__Given request__.
Select the lines that contain "COMS" and copy each of them.

__Figure collection entries__.

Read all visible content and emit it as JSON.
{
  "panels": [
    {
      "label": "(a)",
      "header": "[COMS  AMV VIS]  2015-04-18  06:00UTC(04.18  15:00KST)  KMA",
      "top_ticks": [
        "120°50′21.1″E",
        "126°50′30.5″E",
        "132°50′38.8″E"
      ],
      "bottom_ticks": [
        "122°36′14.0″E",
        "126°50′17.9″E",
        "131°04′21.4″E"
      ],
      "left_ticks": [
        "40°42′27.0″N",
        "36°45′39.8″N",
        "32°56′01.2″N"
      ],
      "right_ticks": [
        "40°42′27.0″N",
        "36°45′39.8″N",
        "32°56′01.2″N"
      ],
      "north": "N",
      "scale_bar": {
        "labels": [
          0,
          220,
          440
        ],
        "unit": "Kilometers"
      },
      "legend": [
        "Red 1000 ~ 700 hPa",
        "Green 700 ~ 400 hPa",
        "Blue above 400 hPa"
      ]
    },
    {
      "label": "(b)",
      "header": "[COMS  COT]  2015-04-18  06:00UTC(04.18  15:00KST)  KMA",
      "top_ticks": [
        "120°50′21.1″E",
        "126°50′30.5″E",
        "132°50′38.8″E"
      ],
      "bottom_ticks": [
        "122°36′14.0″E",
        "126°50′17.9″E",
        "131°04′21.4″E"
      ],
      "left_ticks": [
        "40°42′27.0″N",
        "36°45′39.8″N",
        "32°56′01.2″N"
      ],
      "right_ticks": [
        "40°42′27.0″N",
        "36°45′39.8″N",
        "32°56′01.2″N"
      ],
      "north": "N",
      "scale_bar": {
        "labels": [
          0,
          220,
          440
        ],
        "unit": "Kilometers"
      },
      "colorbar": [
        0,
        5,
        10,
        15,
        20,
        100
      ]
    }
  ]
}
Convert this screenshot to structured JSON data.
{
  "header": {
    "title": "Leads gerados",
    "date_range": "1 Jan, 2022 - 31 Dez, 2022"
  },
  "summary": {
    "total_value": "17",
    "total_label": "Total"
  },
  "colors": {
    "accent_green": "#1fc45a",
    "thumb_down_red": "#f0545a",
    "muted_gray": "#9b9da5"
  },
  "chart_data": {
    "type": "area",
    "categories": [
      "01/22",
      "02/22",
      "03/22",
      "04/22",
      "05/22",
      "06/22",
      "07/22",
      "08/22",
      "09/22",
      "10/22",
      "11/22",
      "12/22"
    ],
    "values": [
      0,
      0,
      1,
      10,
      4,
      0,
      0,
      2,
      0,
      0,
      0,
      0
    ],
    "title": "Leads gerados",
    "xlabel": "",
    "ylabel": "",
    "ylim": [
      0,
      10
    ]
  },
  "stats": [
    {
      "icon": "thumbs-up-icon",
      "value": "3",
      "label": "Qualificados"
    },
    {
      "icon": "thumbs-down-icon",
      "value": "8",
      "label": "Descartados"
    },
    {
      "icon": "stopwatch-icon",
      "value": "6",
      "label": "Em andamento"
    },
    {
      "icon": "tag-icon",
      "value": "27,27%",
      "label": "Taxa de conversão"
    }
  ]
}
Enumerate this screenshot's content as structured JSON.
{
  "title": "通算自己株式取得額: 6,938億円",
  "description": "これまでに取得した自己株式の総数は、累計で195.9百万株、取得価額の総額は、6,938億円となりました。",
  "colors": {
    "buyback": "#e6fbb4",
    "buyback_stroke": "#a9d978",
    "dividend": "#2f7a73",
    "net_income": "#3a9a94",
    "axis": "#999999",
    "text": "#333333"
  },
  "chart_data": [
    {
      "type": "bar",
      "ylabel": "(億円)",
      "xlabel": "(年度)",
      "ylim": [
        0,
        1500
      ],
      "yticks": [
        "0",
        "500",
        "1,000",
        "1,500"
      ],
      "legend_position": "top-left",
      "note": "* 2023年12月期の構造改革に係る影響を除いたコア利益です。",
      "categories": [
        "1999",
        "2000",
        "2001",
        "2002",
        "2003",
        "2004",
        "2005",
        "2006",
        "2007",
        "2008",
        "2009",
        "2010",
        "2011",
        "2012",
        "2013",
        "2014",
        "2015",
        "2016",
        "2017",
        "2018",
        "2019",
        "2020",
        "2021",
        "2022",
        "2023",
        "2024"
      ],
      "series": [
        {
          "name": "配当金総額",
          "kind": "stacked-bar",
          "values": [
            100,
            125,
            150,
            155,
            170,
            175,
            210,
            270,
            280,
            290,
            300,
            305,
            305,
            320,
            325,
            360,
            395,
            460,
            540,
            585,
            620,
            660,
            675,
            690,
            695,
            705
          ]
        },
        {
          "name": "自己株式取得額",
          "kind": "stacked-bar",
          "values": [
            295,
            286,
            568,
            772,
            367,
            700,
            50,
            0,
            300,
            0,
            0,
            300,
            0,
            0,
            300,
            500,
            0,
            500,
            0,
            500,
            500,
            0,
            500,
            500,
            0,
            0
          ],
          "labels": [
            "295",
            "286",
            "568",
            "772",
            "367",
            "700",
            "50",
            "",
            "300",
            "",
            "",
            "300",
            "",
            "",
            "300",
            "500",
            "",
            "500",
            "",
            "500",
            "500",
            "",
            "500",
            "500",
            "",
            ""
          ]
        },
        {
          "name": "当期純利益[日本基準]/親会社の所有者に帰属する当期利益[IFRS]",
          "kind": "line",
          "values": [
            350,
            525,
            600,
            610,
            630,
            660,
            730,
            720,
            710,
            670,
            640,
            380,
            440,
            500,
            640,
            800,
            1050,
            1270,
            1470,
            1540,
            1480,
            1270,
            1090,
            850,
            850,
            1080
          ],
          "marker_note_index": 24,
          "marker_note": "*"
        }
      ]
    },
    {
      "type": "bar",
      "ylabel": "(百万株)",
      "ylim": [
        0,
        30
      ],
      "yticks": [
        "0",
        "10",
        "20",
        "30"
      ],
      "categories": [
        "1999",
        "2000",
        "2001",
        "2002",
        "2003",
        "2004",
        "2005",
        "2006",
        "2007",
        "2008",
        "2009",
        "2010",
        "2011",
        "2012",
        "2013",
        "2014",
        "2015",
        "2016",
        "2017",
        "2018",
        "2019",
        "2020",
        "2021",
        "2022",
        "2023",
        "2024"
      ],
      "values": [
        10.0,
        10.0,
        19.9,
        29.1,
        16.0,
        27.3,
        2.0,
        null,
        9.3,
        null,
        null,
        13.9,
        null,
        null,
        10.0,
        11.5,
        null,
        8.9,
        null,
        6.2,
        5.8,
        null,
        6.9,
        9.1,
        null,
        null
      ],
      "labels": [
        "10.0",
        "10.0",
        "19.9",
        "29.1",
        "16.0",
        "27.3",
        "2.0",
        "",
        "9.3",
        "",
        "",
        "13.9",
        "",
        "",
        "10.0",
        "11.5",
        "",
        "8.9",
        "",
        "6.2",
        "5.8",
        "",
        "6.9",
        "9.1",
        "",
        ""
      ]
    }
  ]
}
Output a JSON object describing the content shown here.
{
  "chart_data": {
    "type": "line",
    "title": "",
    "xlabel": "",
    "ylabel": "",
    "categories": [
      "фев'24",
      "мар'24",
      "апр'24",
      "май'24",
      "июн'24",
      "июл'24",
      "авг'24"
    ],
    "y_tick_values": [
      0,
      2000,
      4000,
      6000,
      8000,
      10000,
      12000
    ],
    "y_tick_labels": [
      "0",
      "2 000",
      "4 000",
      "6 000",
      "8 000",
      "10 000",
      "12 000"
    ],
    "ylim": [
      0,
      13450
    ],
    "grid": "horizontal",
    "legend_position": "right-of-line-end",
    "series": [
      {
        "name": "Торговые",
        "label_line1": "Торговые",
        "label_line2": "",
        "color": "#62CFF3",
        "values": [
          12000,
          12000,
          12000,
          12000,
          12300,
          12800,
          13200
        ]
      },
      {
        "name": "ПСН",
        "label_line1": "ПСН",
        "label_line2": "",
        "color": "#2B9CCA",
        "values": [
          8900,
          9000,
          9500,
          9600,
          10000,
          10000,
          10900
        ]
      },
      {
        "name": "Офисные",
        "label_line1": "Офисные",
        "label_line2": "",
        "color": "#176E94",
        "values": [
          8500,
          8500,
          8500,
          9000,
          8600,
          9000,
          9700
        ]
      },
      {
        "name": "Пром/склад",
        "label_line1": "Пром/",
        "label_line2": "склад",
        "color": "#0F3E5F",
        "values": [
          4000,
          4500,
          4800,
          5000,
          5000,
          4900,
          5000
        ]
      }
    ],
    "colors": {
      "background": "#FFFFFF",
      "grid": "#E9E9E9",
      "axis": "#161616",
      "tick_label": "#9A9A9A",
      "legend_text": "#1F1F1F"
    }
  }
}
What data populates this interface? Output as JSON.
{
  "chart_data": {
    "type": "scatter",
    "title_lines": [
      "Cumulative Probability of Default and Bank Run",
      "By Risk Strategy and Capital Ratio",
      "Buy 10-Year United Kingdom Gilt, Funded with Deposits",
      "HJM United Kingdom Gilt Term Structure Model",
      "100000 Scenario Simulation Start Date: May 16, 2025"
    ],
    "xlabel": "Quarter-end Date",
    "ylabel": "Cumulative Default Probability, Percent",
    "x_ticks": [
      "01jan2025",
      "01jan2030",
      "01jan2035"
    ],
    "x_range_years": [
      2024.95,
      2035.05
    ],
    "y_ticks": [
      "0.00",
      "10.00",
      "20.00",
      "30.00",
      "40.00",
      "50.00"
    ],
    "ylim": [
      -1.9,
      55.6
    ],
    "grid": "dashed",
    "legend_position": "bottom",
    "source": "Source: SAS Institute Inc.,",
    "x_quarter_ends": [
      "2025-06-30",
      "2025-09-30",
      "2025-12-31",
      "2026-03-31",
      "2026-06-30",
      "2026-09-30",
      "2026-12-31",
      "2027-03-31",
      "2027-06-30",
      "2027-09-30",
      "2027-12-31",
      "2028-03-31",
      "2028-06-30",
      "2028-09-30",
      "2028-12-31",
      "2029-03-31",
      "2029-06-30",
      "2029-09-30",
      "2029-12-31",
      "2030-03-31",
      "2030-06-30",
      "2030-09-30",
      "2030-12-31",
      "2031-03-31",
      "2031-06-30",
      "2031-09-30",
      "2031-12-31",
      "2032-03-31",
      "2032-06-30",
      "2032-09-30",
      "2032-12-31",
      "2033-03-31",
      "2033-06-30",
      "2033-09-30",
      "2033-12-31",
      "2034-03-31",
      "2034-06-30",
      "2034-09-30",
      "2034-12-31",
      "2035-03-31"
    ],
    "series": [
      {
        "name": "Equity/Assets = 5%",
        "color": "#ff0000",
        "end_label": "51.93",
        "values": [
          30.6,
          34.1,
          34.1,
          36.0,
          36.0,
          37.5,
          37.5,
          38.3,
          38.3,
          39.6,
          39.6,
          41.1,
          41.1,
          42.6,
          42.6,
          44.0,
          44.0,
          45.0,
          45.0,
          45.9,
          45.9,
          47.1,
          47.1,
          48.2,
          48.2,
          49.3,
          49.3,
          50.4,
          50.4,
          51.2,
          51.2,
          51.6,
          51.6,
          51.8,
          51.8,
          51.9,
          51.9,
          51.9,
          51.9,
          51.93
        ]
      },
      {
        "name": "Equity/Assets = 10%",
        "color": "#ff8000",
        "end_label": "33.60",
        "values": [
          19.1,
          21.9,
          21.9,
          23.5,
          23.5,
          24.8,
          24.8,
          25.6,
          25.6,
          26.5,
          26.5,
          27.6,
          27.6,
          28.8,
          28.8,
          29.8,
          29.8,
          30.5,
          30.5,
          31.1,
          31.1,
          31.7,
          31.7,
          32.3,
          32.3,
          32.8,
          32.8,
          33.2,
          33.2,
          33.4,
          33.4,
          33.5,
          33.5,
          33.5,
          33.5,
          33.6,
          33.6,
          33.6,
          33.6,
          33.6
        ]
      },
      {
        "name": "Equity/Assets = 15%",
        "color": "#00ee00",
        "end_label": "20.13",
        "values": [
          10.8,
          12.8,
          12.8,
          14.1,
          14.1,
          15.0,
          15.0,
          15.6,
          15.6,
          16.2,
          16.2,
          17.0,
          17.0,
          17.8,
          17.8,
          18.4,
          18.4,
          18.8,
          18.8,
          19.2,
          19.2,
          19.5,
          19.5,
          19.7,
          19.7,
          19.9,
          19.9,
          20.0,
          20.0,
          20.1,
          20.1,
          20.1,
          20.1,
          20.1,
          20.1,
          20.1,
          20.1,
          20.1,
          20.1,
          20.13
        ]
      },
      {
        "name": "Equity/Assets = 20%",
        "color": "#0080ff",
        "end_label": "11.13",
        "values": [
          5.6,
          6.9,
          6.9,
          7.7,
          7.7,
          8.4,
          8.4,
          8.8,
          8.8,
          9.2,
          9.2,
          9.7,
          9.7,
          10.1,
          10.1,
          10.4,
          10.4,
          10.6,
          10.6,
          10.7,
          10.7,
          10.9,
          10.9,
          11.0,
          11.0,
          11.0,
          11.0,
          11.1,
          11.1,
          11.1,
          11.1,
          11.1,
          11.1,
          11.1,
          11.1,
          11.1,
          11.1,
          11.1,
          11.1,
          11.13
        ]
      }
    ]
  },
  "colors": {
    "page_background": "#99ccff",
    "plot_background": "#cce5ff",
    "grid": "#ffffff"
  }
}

__Response for this exercise__.
      "header": "[COMS  AMV VIS]  2015-04-18  06:00UTC(04.18  15:00KST)  KMA",
      "header": "[COMS  COT]  2015-04-18  06:00UTC(04.18  15:00KST)  KMA",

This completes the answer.